Reproduce word for word the part of the HIV passage that runs from "I do not want" up to and including "that attacks us.".

§ **TEXT SHOWN**
================================

There are more than 2 million people in India infected with the HIV virus, according to a 2018 UNAIDS report. About 88,000 people are infected by HIV every year and about 69,000 people die every year from AIDS-related diseases.
I do not want to be a scare-monger but those are some frightening statistics. Of course everything, especially numbers, become magnified in India due to its humongous population. The country ranks third in the HIV epidemic.
HIV stands for Human Immunodeficiency Virus. This is a retrovirus that causes AIDS, which is an acronym for Acquired Immune Deficiency Syndrome. It's important to understand that not all those who are infected by HIV have or develop AIDS. Some people can get HIV but remain disease-free their whole lives.
The HIV virus attacks the body’s immune cells, compromises or weakens its immune system and makes a person prone to be infected by any disease. The body’s immune system is what prevents us from succumbing to diseases because it fights back. If the body’s immune system is weak, then we do not have any defence mechanism against the virus and bacteria that attacks us.

================================

§ **DATASET EXTRACT**
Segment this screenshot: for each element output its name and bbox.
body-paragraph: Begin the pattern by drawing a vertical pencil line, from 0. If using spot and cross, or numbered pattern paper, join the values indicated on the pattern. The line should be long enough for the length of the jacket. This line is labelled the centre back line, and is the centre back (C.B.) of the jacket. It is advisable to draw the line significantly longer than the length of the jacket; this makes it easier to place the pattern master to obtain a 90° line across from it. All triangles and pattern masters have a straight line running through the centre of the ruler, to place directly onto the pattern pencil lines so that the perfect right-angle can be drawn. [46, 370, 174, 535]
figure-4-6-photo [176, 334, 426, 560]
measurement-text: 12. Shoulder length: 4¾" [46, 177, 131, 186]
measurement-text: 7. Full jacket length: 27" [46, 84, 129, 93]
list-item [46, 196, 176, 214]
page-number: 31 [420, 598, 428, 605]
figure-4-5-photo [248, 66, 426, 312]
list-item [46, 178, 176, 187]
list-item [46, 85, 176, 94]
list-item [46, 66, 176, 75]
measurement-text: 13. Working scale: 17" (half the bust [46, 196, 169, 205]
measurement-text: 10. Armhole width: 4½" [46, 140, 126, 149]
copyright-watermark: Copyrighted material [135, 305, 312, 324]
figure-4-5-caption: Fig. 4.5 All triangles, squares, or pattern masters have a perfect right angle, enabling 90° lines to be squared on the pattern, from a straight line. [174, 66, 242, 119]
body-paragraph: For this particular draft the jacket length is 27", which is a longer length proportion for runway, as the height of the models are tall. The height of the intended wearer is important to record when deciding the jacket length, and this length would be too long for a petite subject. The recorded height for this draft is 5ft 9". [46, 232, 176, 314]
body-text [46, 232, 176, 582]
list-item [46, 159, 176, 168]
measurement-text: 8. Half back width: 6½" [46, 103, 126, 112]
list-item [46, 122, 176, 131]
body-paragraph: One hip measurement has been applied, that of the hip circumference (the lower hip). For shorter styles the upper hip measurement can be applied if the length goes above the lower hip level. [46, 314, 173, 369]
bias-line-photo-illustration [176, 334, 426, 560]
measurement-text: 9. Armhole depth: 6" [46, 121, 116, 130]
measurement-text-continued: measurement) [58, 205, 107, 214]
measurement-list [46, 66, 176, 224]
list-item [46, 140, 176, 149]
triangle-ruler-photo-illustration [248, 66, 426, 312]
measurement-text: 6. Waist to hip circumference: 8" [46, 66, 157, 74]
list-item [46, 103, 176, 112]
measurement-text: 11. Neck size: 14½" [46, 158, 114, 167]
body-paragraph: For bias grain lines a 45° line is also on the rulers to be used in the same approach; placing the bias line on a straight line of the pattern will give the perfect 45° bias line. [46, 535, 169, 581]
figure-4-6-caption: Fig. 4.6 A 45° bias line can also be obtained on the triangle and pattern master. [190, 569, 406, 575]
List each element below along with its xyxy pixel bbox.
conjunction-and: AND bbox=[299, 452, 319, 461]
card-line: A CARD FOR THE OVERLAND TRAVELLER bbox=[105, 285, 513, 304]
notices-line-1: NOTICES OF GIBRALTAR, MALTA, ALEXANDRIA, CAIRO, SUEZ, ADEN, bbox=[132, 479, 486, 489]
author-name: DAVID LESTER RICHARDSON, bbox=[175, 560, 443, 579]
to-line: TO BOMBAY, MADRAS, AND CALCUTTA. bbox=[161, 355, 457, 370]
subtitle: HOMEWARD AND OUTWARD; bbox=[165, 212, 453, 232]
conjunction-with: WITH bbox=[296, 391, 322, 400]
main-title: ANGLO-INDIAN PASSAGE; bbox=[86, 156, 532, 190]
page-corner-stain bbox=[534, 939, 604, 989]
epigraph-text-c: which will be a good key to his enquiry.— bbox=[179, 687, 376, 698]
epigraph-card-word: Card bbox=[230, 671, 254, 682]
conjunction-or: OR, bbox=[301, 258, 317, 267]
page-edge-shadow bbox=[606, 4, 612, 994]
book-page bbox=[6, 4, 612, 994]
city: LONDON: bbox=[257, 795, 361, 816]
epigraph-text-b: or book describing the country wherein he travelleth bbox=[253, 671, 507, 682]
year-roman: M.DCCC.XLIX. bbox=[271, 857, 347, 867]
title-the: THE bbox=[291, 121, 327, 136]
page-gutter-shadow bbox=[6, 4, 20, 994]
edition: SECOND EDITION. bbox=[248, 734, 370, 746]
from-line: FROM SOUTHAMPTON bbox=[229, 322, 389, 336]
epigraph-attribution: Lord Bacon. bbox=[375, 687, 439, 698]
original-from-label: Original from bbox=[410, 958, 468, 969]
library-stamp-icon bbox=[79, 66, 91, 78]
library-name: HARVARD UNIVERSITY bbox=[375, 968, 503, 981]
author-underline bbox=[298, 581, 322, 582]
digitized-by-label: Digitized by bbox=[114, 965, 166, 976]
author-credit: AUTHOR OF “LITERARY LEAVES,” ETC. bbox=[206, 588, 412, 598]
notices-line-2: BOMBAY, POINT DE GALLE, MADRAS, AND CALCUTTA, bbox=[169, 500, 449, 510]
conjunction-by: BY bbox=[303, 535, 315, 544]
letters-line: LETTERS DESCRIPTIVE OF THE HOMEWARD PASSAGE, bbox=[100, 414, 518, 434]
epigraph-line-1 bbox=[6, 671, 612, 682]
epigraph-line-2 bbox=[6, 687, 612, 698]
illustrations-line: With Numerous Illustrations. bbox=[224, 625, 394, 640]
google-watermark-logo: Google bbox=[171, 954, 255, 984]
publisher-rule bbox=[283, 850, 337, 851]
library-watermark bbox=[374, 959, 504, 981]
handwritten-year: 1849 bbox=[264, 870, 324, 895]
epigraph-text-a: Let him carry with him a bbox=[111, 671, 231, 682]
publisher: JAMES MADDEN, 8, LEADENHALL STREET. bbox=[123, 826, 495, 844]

================================

§ **EXERCISE RESPONSE**
I do not want to be a scare-monger but those are some frightening statistics. Of course everything, especially numbers, become magnified in India due to its humongous population. The country ranks third in the HIV epidemic.
HIV stands for Human Immunodeficiency Virus. This is a retrovirus that causes AIDS, which is an acronym for Acquired Immune Deficiency Syndrome. It's important to understand that not all those who are infected by HIV have or develop AIDS. Some people can get HIV but remain disease-free their whole lives.
The HIV virus attacks the body’s immune cells, compromises or weakens its immune system and makes a person prone to be infected by any disease. The body’s immune system is what prevents us from succumbing to diseases because it fights back. If the body’s immune system is weak, then we do not have any defence mechanism against the virus and bacteria that attacks us.